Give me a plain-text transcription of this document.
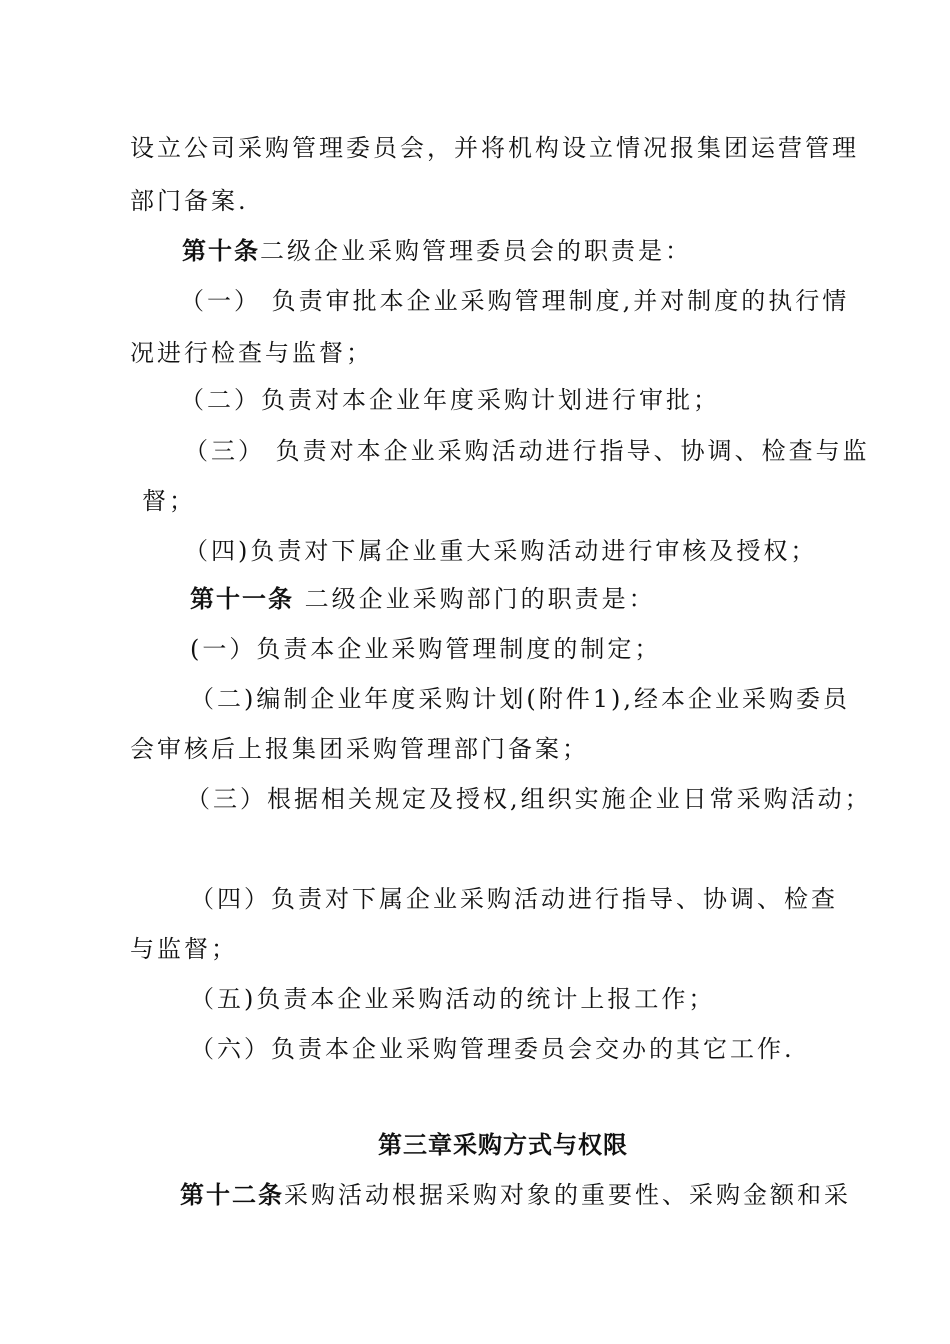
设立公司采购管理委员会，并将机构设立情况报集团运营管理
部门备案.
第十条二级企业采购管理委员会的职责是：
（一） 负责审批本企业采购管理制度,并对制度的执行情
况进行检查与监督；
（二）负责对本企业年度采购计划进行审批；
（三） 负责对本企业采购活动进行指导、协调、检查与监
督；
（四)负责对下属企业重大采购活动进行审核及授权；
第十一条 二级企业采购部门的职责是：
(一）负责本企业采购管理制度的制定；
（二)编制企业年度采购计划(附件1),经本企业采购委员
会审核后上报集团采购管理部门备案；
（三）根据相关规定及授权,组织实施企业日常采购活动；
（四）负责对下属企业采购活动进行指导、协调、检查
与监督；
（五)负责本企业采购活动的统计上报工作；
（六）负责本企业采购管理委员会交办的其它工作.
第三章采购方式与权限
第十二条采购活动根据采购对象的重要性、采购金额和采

# # # #

None of the pictures should appear; repeat the records exactly otherwise.

• Task answer:
Give me a plain-text transcription of this document.
设立公司采购管理委员会，并将机构设立情况报集团运营管理
部门备案.
第十条二级企业采购管理委员会的职责是：
（一） 负责审批本企业采购管理制度,并对制度的执行情
况进行检查与监督；
（二）负责对本企业年度采购计划进行审批；
（三） 负责对本企业采购活动进行指导、协调、检查与监
督；
（四)负责对下属企业重大采购活动进行审核及授权；
第十一条 二级企业采购部门的职责是：
(一）负责本企业采购管理制度的制定；
（二)编制企业年度采购计划(附件1),经本企业采购委员
会审核后上报集团采购管理部门备案；
（三）根据相关规定及授权,组织实施企业日常采购活动；
（四）负责对下属企业采购活动进行指导、协调、检查
与监督；
（五)负责本企业采购活动的统计上报工作；
（六）负责本企业采购管理委员会交办的其它工作.
第三章采购方式与权限
第十二条采购活动根据采购对象的重要性、采购金额和采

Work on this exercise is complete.